Select the lines below containing the word "оценивается".

━━━━━ Data provided

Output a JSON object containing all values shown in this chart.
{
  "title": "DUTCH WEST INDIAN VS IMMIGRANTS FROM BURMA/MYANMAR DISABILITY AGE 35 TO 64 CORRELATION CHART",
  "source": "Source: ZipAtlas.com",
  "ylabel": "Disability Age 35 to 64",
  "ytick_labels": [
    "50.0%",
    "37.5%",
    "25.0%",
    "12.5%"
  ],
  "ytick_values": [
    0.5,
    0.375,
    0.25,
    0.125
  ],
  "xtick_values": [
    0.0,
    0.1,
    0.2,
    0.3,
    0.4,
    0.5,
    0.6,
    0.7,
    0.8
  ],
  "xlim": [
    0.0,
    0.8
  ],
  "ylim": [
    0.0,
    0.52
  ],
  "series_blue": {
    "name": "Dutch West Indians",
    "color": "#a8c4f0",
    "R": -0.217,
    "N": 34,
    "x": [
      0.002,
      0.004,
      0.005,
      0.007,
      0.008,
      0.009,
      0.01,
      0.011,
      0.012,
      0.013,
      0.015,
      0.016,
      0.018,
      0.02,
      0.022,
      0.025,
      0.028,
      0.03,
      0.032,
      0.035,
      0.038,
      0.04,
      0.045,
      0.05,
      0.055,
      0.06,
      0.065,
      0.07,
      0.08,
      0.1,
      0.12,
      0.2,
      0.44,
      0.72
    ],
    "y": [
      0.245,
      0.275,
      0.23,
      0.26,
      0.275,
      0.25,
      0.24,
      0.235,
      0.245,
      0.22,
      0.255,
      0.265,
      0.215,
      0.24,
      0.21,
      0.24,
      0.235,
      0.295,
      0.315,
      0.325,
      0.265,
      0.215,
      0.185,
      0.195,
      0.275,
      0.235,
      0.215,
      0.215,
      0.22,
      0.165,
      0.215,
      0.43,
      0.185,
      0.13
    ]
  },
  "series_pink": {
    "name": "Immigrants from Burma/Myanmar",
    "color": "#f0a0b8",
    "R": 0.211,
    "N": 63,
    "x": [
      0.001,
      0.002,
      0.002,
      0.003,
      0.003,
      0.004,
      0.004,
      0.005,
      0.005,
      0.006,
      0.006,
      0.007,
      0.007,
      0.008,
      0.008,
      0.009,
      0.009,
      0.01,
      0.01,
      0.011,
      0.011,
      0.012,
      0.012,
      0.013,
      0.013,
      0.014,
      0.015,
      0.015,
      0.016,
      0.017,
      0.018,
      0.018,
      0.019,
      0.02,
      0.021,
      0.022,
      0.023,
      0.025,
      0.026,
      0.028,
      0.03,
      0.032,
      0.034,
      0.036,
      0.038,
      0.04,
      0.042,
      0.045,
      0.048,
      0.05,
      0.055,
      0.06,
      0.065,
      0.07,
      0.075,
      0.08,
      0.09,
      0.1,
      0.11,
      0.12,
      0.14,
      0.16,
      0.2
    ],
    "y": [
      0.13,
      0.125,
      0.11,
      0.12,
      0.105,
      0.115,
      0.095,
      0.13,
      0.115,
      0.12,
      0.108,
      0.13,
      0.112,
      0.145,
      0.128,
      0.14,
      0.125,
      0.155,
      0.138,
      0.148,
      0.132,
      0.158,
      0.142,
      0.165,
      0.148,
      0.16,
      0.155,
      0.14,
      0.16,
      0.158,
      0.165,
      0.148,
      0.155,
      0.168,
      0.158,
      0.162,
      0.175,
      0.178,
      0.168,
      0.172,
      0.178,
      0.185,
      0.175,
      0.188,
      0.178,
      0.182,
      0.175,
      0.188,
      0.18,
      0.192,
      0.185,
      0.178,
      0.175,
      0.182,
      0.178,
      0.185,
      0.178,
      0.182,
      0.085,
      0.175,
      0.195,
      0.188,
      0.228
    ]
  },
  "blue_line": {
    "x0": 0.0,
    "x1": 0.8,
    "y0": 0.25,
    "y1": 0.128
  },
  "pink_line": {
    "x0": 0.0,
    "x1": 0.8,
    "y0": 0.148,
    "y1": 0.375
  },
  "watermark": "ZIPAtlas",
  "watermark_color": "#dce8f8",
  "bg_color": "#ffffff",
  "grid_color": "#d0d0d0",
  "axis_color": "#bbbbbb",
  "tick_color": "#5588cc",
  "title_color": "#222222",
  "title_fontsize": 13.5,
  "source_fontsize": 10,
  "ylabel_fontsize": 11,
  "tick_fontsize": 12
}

━━━━━━━━━━
━━━━━ Data provided

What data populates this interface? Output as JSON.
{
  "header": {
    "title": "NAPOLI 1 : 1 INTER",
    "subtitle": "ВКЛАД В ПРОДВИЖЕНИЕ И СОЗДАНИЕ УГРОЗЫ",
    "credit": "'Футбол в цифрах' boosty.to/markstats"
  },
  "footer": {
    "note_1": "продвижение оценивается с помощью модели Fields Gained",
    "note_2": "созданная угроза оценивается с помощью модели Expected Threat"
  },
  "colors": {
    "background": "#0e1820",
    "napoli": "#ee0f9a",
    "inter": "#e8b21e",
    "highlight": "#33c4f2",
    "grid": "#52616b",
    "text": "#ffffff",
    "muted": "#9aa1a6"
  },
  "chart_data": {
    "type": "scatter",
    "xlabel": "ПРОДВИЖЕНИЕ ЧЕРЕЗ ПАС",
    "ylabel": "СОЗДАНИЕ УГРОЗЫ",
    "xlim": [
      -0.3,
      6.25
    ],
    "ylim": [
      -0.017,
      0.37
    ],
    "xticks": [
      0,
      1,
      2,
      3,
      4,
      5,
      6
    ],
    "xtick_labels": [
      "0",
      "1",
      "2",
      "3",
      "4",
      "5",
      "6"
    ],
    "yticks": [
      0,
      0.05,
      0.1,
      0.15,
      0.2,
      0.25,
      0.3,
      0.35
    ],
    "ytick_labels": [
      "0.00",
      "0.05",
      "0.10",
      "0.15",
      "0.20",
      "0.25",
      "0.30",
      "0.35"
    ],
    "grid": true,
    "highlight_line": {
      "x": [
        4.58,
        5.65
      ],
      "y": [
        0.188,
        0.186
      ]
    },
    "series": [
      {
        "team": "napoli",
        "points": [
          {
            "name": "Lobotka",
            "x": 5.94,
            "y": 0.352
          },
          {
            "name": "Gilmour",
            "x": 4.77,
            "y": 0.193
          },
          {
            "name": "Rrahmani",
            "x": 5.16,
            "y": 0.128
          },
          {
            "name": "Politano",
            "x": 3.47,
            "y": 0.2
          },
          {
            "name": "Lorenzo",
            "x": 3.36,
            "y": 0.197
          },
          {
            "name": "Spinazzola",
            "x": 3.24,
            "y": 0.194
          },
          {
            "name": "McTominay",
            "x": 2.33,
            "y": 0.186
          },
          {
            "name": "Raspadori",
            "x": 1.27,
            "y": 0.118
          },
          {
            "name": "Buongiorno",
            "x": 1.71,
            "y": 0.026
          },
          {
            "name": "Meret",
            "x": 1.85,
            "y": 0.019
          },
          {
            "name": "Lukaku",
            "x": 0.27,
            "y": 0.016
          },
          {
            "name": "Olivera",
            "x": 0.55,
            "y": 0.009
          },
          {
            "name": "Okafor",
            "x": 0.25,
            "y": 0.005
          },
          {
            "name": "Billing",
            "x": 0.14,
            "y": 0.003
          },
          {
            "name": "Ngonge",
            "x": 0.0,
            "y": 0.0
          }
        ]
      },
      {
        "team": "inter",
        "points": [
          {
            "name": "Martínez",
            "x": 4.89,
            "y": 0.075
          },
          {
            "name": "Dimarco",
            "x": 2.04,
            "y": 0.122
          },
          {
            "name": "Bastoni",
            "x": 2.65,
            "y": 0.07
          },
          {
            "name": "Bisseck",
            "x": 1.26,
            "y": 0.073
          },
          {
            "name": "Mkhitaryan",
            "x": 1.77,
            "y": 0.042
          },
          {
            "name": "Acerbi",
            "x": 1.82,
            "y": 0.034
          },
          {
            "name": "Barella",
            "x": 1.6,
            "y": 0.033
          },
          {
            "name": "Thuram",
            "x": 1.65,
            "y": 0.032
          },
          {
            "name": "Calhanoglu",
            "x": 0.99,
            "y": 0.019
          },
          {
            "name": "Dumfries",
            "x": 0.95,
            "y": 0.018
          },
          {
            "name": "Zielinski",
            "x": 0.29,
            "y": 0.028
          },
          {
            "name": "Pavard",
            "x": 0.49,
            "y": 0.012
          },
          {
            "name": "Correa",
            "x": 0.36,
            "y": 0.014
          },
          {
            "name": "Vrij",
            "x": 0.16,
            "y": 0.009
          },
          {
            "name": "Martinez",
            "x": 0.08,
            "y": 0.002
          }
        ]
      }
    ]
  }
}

━━━━━━━━━━

• [Solution for this problem]:
    "note_1": "продвижение оценивается с помощью модели Fields Gained",
    "note_2": "созданная угроза оценивается с помощью модели Expected Threat"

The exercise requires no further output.